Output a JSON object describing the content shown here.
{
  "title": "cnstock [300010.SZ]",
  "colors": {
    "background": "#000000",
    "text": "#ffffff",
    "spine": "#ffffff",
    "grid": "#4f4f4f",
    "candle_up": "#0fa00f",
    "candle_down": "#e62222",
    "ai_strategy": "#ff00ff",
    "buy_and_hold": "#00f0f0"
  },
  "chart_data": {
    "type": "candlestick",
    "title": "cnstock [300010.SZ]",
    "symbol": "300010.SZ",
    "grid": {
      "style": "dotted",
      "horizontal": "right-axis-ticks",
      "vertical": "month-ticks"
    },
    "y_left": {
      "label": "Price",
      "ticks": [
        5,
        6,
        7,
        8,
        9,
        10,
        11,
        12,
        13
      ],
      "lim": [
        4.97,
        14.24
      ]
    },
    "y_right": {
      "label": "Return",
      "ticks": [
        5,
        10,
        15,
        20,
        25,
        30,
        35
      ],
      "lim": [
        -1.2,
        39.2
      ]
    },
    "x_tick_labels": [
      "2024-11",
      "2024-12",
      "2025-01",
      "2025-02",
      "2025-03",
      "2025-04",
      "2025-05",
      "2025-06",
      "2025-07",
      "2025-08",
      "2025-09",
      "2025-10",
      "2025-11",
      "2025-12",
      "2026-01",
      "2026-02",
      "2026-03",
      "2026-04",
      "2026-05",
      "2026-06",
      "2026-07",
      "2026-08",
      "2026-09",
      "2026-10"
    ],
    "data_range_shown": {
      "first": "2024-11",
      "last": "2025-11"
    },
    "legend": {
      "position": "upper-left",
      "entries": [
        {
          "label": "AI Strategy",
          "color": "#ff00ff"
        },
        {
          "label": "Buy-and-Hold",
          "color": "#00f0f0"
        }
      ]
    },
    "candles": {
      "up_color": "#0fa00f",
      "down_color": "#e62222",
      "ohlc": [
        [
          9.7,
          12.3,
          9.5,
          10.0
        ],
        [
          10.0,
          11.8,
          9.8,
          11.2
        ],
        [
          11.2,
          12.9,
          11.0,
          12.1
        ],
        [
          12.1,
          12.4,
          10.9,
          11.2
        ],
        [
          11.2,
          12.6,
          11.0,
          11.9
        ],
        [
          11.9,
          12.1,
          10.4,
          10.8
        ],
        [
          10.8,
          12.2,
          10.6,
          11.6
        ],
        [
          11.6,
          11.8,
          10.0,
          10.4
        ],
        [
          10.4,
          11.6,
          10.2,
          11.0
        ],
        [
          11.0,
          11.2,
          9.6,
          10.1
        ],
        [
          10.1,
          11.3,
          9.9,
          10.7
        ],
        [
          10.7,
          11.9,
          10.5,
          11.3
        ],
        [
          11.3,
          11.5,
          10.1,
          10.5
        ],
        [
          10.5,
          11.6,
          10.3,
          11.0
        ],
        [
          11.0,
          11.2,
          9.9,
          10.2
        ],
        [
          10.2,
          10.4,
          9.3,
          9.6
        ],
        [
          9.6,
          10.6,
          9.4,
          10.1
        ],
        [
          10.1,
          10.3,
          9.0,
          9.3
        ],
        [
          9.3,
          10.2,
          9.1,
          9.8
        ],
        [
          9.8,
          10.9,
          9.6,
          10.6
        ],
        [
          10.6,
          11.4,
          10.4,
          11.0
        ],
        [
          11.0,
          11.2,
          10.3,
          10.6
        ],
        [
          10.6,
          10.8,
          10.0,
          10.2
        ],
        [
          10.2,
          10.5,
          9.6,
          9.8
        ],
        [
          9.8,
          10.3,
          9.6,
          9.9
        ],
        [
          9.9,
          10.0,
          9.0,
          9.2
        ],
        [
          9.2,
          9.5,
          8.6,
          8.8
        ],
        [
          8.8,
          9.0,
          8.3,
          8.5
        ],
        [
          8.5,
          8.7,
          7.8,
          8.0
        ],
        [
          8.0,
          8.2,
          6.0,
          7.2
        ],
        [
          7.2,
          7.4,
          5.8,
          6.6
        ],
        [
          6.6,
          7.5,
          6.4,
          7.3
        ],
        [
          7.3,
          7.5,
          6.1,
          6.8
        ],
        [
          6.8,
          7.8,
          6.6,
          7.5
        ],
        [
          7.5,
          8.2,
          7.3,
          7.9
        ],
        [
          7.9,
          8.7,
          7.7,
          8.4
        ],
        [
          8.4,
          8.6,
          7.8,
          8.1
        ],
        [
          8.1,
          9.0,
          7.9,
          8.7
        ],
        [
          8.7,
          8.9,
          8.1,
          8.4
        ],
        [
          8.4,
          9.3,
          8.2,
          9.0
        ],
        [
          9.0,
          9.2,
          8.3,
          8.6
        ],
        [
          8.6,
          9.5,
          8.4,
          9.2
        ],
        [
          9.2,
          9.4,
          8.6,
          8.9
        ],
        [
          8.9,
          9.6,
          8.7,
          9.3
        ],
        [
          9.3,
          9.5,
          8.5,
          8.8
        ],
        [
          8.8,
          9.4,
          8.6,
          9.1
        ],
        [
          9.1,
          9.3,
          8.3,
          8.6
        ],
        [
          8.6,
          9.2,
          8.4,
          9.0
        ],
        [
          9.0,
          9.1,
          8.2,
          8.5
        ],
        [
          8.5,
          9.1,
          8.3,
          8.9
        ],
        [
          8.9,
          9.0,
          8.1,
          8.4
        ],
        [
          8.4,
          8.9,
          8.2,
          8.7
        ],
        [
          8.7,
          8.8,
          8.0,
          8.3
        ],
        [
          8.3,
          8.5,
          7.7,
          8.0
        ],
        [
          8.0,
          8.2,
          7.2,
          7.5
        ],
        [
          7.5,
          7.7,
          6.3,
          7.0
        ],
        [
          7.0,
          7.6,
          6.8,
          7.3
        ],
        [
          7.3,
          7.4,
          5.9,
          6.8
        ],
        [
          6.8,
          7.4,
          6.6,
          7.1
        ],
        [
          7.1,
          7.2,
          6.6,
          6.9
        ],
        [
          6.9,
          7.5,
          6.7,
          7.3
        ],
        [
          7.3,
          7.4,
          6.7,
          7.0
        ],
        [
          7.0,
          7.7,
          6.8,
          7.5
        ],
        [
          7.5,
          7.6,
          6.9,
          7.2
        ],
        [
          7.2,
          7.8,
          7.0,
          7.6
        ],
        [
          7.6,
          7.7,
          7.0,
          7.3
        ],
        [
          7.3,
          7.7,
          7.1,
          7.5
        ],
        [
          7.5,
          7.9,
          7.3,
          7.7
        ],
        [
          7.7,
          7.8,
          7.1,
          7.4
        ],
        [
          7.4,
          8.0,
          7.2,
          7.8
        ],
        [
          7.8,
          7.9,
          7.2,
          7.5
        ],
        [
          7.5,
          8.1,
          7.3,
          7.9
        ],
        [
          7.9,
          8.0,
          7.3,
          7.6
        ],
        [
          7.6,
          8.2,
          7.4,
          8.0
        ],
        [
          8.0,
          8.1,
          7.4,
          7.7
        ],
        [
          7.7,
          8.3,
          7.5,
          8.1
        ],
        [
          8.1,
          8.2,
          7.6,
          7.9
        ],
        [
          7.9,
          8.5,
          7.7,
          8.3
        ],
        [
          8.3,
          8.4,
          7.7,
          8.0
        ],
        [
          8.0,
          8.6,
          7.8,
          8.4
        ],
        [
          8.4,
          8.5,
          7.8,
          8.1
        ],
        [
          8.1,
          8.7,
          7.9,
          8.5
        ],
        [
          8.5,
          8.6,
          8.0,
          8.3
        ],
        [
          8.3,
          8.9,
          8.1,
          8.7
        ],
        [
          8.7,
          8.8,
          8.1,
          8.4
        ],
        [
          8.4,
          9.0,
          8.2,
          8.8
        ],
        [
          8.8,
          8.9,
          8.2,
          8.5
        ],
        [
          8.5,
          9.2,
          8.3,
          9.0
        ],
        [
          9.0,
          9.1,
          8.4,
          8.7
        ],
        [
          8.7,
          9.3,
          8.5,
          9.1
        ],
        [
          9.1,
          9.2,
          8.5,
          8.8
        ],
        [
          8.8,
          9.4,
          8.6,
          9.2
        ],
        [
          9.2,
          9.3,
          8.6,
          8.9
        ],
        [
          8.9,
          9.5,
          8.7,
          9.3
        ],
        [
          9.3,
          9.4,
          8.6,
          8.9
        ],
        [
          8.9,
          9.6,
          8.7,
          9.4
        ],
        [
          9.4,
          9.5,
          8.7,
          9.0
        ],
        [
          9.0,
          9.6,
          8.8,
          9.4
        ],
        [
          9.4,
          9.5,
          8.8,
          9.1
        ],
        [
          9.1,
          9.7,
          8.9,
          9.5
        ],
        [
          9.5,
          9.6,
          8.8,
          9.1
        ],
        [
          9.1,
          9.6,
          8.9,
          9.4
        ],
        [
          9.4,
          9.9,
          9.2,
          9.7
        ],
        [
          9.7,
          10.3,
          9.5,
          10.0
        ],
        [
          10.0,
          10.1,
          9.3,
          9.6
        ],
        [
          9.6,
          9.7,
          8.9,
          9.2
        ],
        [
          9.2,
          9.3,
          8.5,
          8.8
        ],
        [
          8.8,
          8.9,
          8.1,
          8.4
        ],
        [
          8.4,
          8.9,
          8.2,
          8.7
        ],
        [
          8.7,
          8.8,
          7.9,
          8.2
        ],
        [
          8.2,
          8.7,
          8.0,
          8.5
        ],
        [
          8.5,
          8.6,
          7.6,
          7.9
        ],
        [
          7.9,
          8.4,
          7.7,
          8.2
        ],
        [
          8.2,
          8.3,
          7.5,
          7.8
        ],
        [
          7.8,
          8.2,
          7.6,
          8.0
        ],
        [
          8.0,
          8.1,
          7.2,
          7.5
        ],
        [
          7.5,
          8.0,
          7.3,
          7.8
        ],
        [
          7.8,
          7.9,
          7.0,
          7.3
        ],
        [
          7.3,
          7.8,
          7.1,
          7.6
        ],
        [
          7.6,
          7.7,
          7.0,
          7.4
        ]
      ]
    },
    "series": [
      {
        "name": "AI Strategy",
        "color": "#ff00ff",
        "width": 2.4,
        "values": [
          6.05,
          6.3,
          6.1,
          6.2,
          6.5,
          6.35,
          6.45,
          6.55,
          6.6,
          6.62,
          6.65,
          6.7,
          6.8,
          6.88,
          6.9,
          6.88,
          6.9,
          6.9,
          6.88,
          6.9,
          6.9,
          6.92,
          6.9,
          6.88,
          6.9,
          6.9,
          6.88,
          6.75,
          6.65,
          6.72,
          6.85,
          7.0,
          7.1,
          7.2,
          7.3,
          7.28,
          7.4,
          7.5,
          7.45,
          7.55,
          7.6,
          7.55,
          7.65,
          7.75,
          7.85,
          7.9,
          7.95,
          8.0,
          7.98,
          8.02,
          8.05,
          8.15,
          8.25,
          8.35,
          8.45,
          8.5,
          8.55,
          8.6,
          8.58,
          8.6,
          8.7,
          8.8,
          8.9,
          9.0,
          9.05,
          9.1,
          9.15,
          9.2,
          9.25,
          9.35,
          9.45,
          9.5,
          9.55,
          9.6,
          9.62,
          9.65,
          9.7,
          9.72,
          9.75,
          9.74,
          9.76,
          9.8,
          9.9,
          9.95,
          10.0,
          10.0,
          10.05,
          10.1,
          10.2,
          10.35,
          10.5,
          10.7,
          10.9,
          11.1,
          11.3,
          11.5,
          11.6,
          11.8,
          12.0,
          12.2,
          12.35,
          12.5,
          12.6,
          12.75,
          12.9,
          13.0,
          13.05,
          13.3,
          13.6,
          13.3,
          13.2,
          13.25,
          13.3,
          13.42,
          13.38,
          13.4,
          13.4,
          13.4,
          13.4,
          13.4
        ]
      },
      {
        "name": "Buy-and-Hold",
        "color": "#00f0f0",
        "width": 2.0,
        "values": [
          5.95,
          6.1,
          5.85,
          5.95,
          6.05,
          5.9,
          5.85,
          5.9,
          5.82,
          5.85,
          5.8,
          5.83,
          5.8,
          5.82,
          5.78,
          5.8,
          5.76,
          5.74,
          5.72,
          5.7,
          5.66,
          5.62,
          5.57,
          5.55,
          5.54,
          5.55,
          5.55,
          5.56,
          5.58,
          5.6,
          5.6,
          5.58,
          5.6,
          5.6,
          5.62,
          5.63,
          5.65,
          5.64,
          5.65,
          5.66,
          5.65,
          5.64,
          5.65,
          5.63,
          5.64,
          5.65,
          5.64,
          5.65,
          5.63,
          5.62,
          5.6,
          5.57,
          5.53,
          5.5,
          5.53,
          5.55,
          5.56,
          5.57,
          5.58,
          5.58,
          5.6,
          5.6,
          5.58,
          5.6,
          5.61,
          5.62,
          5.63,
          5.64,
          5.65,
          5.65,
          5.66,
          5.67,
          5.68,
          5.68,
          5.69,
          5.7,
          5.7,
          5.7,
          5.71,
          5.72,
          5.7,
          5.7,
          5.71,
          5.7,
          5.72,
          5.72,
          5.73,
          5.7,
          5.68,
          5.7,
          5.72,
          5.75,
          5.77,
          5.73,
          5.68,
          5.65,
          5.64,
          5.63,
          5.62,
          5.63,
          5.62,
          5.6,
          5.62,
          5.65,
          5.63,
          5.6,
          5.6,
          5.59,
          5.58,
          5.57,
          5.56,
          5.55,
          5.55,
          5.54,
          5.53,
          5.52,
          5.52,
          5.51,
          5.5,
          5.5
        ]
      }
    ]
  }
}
□ □ □ □
• [Exercise] Isolate the lines that hold the word "title" and copy all of them.

• [Full answer]
  "title": "cnstock [300010.SZ]",
    "title": "cnstock [300010.SZ]",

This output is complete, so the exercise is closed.